Data excerpts:
-- Start --

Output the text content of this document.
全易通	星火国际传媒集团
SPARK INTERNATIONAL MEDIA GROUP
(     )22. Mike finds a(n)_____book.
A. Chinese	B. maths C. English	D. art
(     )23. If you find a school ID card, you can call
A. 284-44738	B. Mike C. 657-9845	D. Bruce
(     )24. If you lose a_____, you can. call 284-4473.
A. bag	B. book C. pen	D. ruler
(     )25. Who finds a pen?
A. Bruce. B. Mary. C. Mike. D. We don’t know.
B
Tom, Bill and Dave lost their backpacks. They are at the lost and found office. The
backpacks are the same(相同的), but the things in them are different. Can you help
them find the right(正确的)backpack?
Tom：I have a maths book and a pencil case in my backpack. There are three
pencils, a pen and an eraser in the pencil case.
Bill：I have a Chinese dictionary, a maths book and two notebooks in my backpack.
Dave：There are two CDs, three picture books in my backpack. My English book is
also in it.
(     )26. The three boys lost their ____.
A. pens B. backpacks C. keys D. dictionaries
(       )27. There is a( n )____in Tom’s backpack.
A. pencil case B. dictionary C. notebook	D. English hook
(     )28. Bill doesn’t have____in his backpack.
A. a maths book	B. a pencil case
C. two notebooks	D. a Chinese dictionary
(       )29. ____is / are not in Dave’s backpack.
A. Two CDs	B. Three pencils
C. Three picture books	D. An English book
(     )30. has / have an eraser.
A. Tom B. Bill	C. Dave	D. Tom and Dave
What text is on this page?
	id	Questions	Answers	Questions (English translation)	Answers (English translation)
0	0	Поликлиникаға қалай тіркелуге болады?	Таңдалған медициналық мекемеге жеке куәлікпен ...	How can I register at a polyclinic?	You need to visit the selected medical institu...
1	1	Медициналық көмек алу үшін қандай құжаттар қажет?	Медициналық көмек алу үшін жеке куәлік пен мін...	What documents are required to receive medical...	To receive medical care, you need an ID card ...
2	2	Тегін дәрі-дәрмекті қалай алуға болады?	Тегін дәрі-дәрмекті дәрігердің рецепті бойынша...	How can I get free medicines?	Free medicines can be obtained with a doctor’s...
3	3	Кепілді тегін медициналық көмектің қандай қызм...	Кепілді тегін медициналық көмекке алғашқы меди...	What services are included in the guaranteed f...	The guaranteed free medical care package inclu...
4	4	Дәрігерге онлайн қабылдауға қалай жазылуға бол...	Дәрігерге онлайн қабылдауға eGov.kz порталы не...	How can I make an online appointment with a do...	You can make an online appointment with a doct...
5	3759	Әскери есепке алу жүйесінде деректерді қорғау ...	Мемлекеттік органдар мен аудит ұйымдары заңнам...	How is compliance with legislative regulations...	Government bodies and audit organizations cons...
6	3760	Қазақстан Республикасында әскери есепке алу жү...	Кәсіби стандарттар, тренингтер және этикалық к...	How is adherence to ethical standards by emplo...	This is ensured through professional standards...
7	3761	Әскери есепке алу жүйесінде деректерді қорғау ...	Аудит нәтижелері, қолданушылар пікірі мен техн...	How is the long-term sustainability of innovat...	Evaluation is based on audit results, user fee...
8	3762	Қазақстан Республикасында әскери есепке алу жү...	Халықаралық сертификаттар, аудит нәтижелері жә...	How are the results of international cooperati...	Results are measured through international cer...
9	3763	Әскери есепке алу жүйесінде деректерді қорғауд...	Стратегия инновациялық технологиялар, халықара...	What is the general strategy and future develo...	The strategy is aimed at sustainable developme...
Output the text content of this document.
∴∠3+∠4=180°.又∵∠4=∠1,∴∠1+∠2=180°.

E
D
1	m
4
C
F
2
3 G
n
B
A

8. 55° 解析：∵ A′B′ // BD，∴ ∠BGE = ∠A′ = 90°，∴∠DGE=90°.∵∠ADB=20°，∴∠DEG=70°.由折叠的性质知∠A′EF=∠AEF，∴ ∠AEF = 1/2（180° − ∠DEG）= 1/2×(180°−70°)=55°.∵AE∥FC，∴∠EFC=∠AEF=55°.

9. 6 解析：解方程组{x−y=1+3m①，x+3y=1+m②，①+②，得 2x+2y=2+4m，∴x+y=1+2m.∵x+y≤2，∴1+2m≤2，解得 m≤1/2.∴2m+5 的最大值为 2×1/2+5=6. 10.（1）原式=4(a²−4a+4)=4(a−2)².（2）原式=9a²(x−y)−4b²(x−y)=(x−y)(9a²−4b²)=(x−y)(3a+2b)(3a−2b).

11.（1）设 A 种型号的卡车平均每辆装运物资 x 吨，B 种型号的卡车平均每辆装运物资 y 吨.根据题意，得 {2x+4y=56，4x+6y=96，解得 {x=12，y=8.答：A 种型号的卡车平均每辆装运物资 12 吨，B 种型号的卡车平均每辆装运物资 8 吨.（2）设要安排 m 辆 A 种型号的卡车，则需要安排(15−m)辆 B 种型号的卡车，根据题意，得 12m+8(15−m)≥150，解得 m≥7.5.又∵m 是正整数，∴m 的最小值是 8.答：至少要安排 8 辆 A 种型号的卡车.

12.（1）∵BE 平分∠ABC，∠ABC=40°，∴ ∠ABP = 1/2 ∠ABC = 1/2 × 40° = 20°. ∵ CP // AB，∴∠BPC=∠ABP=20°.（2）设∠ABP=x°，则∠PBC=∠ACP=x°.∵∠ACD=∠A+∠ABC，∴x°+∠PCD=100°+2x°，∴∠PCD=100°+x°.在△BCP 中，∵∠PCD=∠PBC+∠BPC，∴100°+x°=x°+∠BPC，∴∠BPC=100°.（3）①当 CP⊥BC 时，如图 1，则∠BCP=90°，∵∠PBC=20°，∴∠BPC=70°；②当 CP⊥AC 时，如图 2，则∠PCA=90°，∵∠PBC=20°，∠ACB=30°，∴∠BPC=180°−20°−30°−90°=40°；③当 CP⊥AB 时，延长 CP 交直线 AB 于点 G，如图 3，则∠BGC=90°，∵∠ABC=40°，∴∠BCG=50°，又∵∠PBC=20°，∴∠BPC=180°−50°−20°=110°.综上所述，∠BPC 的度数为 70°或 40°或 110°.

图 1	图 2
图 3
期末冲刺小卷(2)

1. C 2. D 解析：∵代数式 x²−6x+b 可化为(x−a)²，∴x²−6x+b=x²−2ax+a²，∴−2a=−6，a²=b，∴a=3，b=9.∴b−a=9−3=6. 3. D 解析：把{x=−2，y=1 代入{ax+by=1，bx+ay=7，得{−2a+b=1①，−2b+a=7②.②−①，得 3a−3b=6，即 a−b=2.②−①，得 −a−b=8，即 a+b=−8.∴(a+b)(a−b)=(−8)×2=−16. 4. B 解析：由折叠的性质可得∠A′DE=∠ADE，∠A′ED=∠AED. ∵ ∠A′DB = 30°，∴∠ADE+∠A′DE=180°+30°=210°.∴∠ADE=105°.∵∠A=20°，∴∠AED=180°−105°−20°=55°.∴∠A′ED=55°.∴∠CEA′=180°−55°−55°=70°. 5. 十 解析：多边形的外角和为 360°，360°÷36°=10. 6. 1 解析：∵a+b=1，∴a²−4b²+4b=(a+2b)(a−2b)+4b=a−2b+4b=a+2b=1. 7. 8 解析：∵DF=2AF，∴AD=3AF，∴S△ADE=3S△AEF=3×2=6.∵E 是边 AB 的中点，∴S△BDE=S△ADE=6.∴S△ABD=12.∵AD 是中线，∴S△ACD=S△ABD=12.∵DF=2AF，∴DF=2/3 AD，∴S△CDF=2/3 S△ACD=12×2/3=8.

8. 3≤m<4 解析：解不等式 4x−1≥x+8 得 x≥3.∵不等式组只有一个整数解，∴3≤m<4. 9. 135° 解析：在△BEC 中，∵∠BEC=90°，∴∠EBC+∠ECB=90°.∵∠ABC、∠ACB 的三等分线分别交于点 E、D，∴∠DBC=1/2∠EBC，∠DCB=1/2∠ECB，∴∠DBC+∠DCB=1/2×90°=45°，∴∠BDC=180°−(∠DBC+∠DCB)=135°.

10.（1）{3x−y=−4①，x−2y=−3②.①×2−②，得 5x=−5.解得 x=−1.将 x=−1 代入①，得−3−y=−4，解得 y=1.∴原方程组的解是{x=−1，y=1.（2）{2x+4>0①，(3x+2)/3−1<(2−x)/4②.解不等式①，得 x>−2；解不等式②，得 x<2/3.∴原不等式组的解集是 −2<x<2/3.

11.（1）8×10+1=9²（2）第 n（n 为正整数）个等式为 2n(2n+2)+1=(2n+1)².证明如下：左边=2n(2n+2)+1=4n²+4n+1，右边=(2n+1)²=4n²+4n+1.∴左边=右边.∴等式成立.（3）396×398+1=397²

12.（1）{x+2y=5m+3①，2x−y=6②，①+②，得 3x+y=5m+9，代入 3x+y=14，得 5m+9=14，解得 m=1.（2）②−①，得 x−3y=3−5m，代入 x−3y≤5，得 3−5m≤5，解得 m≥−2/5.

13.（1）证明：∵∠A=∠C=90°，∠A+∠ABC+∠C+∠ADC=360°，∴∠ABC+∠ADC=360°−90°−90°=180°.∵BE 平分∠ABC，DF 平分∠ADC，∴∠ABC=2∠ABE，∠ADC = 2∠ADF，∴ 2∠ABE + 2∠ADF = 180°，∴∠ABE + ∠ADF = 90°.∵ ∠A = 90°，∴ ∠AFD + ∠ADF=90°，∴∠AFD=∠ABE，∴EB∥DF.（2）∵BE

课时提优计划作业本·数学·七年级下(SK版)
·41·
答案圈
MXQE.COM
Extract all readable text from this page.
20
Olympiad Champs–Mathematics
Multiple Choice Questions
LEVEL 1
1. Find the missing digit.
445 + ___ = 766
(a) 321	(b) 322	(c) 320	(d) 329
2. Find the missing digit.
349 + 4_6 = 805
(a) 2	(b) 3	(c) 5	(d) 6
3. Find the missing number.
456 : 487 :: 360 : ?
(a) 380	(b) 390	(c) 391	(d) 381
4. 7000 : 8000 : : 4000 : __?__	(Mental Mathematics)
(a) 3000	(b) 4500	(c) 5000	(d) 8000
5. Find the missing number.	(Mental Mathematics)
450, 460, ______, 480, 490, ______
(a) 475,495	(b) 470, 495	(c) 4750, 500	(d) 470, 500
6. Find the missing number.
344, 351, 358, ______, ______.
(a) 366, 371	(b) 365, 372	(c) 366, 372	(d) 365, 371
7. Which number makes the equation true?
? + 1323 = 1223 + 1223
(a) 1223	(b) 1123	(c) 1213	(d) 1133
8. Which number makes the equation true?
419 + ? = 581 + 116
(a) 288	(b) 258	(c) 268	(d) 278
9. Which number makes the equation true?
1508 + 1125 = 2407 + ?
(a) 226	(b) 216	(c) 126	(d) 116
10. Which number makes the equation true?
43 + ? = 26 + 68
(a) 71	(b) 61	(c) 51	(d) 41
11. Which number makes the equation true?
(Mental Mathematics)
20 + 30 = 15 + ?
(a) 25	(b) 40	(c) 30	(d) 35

-- End --

◆ Task to complete
Say how many lines in the entries contain the string "number", and leave out everything else.

◆ Right answer
8